**RECORDS:**
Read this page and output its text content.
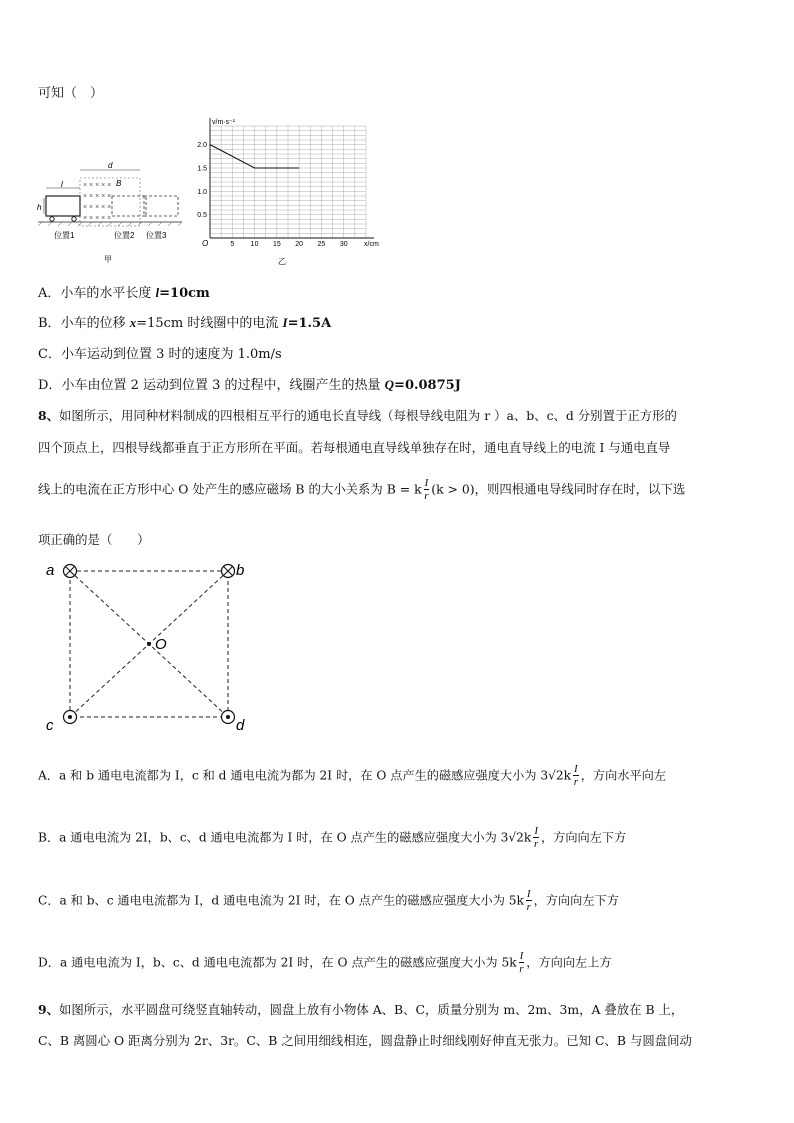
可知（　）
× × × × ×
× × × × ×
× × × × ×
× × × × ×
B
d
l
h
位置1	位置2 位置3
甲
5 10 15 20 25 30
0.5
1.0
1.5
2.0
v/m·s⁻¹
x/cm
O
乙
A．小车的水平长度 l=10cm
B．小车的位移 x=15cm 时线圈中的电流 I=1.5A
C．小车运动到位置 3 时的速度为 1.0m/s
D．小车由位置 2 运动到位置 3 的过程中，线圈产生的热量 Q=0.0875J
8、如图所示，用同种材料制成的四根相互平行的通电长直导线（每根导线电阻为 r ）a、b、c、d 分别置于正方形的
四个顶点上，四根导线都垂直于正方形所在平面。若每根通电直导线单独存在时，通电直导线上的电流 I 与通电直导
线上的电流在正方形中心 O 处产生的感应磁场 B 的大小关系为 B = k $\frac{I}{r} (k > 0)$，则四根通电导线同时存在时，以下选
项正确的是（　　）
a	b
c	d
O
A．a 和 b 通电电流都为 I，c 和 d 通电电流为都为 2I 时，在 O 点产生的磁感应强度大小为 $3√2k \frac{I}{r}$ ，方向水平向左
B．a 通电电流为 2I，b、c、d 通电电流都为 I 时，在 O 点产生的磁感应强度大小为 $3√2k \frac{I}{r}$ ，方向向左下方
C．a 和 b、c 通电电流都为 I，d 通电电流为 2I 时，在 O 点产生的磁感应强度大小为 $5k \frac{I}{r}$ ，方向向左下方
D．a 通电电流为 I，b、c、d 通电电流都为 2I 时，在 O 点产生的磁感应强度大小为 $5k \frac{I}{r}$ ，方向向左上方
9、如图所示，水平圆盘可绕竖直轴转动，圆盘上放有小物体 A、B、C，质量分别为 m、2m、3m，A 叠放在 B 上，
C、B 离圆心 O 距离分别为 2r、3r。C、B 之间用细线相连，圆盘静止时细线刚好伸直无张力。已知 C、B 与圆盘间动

* * *

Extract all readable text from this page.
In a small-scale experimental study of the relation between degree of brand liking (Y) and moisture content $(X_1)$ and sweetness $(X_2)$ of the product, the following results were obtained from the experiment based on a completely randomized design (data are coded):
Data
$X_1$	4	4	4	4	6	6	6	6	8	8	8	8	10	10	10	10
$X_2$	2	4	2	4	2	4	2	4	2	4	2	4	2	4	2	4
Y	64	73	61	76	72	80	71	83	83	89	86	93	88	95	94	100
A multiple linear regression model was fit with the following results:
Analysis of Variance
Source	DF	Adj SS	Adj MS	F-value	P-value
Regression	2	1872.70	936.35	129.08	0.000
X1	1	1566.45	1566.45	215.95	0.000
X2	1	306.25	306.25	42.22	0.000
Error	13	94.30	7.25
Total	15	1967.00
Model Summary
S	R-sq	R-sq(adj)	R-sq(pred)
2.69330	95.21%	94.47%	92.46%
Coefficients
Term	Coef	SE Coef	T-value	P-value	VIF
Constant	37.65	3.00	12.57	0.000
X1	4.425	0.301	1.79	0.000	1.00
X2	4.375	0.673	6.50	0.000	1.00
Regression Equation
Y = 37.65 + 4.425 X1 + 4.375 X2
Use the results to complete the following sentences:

**AIM:**
Copy out every line from the records that has the word "方向向左下方".

**THE RESPONSE:**
B．a 通电电流为 2I，b、c、d 通电电流都为 I 时，在 O 点产生的磁感应强度大小为 $3√2k \frac{I}{r}$ ，方向向左下方
C．a 和 b、c 通电电流都为 I，d 通电电流为 2I 时，在 O 点产生的磁感应强度大小为 $5k \frac{I}{r}$ ，方向向左下方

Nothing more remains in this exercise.